* **OBJECTIVE**:
List the lines of this listing that hold the word "JSON".

* **AVAILABLE DATA**:
▬▬▬
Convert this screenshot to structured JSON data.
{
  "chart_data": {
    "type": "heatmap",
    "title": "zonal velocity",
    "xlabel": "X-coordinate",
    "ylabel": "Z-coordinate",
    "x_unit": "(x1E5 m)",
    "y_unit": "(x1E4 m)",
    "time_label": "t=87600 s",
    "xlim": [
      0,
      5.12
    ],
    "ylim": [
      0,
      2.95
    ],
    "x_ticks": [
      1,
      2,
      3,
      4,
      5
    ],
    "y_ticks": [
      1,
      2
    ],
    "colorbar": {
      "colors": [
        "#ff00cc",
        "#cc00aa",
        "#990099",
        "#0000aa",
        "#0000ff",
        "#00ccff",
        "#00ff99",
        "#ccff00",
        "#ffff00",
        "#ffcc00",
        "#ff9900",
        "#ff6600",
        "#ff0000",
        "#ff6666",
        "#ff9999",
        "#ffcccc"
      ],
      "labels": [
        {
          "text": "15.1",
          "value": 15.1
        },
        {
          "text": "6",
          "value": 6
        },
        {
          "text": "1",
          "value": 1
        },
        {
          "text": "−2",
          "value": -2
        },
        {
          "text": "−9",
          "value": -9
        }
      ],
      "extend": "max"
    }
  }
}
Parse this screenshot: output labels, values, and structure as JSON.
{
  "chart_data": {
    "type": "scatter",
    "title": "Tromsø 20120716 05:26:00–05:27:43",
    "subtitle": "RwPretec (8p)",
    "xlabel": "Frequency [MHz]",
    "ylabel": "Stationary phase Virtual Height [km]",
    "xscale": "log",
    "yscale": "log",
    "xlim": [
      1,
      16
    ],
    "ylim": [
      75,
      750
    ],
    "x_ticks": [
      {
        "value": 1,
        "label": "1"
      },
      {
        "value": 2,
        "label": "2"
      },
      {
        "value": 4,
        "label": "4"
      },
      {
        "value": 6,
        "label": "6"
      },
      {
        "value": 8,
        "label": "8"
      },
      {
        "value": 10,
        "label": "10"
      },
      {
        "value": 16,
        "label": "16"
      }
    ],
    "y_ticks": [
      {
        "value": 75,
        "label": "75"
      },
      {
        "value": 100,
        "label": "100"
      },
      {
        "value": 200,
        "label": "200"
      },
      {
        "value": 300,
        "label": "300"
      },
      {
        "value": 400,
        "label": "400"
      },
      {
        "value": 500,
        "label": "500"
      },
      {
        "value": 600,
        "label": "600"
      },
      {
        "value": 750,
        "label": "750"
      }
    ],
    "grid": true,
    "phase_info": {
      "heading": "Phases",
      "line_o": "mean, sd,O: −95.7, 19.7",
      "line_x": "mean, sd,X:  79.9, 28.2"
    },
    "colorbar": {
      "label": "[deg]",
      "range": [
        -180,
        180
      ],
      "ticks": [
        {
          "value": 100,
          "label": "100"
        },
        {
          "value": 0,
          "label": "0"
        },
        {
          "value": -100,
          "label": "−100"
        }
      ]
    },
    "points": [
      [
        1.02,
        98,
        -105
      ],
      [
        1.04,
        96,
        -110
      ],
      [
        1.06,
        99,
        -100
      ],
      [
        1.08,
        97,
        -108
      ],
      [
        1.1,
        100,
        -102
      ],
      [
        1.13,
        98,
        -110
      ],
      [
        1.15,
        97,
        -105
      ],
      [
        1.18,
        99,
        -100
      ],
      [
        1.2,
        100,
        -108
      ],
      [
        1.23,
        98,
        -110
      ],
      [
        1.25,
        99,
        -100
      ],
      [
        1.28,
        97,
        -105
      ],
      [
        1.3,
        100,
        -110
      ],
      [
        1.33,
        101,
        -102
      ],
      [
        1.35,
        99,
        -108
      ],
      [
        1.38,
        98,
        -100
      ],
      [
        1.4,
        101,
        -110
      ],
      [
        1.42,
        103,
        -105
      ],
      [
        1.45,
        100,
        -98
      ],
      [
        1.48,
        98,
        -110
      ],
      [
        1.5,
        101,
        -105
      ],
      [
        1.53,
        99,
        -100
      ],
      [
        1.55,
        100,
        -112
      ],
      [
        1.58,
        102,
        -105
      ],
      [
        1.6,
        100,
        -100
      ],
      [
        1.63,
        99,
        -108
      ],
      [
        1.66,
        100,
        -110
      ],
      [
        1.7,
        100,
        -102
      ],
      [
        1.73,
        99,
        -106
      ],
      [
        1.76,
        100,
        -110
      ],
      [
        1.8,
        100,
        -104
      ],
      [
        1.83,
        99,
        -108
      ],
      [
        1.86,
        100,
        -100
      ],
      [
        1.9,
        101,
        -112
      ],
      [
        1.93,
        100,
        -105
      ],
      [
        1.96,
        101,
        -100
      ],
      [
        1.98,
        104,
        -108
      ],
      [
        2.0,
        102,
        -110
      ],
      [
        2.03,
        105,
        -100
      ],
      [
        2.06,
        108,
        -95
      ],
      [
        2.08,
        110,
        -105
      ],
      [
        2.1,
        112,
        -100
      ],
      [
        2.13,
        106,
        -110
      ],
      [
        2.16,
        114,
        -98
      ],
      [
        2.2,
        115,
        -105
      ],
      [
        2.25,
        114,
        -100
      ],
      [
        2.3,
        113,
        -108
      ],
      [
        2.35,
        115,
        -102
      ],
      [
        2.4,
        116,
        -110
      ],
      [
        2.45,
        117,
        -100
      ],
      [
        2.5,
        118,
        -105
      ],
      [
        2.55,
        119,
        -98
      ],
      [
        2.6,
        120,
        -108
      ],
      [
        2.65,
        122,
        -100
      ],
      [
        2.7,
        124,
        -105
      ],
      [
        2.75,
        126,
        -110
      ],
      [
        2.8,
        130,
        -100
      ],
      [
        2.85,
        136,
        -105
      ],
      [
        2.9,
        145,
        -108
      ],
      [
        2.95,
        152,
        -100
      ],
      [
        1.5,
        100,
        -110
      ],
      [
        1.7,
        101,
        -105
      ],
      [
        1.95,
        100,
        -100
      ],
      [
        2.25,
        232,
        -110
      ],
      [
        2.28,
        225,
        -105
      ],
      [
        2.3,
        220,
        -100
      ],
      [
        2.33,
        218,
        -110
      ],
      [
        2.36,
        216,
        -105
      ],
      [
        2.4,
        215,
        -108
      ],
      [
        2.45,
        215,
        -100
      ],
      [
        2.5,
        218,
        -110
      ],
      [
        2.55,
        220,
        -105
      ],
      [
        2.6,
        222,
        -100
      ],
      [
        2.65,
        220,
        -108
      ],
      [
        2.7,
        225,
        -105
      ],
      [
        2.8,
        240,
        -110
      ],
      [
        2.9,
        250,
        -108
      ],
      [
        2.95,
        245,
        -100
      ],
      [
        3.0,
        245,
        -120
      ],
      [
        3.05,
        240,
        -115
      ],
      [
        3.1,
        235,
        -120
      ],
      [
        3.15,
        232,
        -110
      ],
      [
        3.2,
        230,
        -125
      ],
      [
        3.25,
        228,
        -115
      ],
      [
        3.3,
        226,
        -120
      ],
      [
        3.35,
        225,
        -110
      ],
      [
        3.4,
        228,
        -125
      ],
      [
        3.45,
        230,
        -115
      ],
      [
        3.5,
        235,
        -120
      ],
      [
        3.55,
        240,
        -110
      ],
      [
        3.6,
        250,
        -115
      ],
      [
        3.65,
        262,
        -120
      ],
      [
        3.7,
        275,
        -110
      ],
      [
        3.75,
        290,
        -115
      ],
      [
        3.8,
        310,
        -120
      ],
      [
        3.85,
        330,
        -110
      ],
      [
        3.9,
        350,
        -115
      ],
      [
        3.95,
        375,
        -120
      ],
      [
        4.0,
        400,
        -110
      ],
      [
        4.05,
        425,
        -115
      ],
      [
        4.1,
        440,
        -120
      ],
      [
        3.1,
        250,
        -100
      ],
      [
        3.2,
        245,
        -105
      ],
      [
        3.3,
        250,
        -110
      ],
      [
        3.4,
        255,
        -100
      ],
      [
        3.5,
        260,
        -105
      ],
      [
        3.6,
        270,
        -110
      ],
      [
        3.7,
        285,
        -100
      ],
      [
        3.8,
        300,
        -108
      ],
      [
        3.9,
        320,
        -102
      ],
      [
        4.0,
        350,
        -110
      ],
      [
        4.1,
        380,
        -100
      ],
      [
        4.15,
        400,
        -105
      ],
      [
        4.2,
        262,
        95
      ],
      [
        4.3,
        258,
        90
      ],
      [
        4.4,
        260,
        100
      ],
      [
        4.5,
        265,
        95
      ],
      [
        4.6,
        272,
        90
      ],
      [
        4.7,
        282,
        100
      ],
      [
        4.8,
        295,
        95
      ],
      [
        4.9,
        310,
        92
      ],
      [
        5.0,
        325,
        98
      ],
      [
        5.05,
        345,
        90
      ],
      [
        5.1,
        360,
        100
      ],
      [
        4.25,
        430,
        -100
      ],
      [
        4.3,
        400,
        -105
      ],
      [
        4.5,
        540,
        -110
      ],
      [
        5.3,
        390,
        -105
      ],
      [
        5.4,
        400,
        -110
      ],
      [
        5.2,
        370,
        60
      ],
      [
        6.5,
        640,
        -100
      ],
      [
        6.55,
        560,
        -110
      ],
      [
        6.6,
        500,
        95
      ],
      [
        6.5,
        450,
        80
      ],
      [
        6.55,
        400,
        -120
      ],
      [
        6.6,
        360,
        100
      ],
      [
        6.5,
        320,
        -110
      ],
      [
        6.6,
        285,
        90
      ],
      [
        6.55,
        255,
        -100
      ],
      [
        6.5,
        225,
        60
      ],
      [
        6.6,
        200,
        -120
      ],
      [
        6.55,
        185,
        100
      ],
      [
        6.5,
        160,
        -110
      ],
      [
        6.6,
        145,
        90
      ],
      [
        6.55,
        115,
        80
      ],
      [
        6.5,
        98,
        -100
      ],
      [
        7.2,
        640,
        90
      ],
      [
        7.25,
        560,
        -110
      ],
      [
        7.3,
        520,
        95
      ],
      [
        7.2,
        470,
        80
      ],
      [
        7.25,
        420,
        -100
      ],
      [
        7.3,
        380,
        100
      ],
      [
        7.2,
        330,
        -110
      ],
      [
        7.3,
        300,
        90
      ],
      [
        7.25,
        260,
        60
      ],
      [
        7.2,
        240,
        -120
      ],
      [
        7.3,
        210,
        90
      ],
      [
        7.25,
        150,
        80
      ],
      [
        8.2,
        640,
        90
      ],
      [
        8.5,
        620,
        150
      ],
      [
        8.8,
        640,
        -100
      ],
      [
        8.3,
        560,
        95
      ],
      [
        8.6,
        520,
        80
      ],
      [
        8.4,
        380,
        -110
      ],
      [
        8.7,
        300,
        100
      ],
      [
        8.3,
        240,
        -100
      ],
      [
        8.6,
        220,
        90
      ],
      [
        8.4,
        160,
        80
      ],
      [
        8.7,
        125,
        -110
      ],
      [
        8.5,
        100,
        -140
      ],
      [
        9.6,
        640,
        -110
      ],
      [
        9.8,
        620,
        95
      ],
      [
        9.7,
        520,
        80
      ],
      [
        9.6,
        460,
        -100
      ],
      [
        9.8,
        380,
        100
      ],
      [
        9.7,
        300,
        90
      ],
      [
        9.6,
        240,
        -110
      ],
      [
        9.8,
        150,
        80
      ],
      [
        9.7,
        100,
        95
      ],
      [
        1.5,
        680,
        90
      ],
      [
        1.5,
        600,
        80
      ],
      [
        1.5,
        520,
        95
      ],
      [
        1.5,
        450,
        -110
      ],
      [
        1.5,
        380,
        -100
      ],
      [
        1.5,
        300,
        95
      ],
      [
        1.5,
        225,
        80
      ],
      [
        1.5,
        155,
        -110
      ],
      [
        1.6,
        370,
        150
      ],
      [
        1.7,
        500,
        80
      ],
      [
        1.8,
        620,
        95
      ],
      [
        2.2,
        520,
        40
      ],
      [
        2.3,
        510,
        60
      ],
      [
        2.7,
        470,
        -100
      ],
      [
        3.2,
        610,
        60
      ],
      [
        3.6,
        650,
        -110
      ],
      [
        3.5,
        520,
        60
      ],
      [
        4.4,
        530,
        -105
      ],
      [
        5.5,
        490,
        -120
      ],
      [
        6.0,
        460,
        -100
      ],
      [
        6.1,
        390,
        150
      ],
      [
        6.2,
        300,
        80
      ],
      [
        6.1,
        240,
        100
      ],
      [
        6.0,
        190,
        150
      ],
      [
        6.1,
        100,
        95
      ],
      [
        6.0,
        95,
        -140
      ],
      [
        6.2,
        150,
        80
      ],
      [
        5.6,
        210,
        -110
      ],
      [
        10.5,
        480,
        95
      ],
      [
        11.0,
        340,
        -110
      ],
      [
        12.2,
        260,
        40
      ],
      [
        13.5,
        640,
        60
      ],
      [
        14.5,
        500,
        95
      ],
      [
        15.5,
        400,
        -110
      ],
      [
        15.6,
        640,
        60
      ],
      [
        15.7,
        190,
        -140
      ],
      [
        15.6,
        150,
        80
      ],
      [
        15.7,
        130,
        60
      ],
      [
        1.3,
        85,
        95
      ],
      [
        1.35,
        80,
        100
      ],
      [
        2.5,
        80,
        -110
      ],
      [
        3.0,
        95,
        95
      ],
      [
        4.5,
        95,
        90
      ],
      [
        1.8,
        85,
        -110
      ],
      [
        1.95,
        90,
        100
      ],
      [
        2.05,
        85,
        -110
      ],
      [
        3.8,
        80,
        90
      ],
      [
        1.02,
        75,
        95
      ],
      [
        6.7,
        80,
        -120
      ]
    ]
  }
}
▬▬▬
* **FULL ANSWER**:
Convert this screenshot to structured JSON data.
Parse this screenshot: output labels, values, and structure as JSON.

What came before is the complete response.